(Data listing)
───

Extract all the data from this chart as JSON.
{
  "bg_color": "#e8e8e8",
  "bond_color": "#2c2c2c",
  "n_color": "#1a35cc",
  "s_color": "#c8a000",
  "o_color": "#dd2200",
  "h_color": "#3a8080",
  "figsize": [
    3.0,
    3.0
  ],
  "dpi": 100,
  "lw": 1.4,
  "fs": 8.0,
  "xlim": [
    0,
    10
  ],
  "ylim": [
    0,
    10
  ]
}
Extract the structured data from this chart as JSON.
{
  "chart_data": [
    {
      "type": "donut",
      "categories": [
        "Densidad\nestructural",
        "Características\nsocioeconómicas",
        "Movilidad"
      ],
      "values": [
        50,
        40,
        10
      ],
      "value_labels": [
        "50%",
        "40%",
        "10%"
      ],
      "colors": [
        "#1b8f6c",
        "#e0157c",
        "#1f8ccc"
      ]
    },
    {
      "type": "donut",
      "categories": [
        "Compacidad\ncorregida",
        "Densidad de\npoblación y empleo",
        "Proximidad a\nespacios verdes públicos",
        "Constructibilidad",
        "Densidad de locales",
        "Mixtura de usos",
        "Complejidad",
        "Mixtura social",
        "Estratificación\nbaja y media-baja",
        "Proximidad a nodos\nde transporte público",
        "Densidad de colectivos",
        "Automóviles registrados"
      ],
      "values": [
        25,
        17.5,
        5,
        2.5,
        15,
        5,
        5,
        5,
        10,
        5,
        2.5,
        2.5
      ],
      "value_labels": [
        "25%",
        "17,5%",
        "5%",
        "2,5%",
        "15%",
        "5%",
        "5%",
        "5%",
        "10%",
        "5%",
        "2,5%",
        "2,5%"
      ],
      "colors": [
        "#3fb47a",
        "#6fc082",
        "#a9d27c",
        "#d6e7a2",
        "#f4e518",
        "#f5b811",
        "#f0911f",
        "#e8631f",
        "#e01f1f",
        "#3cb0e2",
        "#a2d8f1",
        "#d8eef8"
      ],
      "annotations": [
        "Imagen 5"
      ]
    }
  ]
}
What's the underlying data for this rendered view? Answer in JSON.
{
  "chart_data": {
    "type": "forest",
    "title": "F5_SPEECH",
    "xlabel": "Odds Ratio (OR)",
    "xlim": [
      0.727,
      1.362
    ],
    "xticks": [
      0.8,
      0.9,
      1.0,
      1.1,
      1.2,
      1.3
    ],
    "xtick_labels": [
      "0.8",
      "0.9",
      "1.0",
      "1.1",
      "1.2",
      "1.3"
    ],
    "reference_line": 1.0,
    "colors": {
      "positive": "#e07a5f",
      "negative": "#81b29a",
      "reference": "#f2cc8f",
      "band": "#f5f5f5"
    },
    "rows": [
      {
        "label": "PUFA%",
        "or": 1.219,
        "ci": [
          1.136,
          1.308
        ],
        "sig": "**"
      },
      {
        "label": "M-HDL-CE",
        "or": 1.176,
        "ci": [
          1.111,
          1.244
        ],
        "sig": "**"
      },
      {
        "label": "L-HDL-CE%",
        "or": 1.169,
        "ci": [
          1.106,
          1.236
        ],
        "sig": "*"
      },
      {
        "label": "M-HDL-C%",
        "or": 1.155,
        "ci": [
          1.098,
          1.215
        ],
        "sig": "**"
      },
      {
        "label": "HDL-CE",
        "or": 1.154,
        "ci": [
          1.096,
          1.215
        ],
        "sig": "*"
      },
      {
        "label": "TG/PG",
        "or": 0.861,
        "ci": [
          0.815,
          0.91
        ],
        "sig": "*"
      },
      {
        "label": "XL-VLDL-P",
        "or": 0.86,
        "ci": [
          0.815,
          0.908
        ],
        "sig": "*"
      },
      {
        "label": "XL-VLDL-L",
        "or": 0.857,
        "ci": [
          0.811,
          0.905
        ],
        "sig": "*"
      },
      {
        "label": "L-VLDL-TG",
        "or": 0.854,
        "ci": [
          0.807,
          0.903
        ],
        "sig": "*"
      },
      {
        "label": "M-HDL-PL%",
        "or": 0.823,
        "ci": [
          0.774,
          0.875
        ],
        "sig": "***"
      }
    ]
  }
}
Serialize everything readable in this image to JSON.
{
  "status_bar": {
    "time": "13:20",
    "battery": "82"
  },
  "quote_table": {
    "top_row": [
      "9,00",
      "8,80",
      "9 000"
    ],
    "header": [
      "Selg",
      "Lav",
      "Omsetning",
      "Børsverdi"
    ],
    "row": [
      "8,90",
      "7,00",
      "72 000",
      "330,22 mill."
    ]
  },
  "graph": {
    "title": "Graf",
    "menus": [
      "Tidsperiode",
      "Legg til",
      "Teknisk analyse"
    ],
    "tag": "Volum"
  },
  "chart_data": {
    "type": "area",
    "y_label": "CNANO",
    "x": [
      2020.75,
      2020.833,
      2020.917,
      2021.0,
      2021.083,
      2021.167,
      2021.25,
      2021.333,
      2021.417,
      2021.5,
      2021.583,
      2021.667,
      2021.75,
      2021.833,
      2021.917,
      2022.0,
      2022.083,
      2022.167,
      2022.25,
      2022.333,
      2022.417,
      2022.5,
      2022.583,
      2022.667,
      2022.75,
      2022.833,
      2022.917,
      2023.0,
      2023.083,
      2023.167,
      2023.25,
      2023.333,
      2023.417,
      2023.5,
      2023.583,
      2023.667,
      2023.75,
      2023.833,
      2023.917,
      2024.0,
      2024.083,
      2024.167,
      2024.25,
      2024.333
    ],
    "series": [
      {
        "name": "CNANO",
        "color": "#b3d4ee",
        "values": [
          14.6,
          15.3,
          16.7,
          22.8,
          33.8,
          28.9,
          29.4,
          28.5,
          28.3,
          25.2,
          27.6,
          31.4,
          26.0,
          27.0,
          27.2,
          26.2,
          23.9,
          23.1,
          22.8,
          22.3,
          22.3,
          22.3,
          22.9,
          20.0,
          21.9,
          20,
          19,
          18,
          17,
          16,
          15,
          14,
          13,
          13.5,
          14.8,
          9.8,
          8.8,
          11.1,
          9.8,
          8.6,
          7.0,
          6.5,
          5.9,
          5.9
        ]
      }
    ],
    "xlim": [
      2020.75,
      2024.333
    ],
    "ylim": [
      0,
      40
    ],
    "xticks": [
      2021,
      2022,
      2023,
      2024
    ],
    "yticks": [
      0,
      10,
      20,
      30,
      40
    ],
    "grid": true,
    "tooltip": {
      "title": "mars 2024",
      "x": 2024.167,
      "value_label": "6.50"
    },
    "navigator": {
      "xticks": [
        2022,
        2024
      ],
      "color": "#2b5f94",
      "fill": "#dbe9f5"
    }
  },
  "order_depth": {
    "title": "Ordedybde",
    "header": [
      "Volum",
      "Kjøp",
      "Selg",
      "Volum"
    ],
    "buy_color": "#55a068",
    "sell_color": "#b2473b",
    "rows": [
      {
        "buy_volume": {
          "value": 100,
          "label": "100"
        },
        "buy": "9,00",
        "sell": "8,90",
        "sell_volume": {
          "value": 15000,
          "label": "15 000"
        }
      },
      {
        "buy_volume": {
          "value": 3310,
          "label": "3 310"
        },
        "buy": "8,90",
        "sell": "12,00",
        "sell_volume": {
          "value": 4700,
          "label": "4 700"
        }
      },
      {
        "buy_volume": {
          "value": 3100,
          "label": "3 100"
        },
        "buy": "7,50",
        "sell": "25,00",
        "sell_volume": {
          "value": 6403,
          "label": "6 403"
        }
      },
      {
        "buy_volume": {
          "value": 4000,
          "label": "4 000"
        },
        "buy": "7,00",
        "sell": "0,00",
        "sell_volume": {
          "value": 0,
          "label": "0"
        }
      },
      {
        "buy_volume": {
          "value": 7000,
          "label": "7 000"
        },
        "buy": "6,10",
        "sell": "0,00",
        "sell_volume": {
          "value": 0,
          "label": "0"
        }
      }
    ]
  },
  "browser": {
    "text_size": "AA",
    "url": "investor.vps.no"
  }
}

───

> **WHAT YOU NEED TO DO**
Of the lines in the records, how many contain the word "Extract"? Answer with the number and nothing else.

> **SOLUTION TO THE PROBLEM**
2